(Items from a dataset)

※

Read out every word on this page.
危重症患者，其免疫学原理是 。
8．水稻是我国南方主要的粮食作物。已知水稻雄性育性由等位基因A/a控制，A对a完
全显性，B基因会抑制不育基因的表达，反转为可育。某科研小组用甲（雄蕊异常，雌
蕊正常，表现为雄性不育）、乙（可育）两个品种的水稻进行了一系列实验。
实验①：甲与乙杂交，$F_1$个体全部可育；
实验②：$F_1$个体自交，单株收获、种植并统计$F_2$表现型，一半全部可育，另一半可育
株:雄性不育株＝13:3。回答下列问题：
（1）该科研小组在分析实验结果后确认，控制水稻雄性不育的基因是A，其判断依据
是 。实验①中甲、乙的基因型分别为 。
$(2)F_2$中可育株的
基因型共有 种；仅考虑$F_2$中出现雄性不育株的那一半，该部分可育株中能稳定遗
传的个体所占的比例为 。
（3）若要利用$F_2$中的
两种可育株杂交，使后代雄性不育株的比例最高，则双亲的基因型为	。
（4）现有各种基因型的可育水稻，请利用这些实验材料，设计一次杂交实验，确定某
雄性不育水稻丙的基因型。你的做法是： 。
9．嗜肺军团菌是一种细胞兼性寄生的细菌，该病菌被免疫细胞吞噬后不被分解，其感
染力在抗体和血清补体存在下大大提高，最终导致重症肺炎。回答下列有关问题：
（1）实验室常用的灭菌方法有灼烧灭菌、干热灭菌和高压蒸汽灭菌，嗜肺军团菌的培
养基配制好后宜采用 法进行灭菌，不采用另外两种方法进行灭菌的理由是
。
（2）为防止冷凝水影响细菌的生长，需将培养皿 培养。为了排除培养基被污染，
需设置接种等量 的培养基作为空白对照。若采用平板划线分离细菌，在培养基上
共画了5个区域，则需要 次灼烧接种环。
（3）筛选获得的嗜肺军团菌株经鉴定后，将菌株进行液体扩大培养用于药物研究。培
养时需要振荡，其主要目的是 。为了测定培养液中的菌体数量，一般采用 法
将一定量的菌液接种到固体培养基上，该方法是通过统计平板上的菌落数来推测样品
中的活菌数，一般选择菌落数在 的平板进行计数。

※

[WHAT IS REQUIRED]
Please give back all of the records exactly as written.

[COMPLETE OUTPUT]
Read out every word on this page.
危重症患者，其免疫学原理是 。
8．水稻是我国南方主要的粮食作物。已知水稻雄性育性由等位基因A/a控制，A对a完
全显性，B基因会抑制不育基因的表达，反转为可育。某科研小组用甲（雄蕊异常，雌
蕊正常，表现为雄性不育）、乙（可育）两个品种的水稻进行了一系列实验。
实验①：甲与乙杂交，$F_1$个体全部可育；
实验②：$F_1$个体自交，单株收获、种植并统计$F_2$表现型，一半全部可育，另一半可育
株:雄性不育株＝13:3。回答下列问题：
（1）该科研小组在分析实验结果后确认，控制水稻雄性不育的基因是A，其判断依据
是 。实验①中甲、乙的基因型分别为 。
$(2)F_2$中可育株的
基因型共有 种；仅考虑$F_2$中出现雄性不育株的那一半，该部分可育株中能稳定遗
传的个体所占的比例为 。
（3）若要利用$F_2$中的
两种可育株杂交，使后代雄性不育株的比例最高，则双亲的基因型为	。
（4）现有各种基因型的可育水稻，请利用这些实验材料，设计一次杂交实验，确定某
雄性不育水稻丙的基因型。你的做法是： 。
9．嗜肺军团菌是一种细胞兼性寄生的细菌，该病菌被免疫细胞吞噬后不被分解，其感
染力在抗体和血清补体存在下大大提高，最终导致重症肺炎。回答下列有关问题：
（1）实验室常用的灭菌方法有灼烧灭菌、干热灭菌和高压蒸汽灭菌，嗜肺军团菌的培
养基配制好后宜采用 法进行灭菌，不采用另外两种方法进行灭菌的理由是
。
（2）为防止冷凝水影响细菌的生长，需将培养皿 培养。为了排除培养基被污染，
需设置接种等量 的培养基作为空白对照。若采用平板划线分离细菌，在培养基上
共画了5个区域，则需要 次灼烧接种环。
（3）筛选获得的嗜肺军团菌株经鉴定后，将菌株进行液体扩大培养用于药物研究。培
养时需要振荡，其主要目的是 。为了测定培养液中的菌体数量，一般采用 法
将一定量的菌液接种到固体培养基上，该方法是通过统计平板上的菌落数来推测样品
中的活菌数，一般选择菌落数在 的平板进行计数。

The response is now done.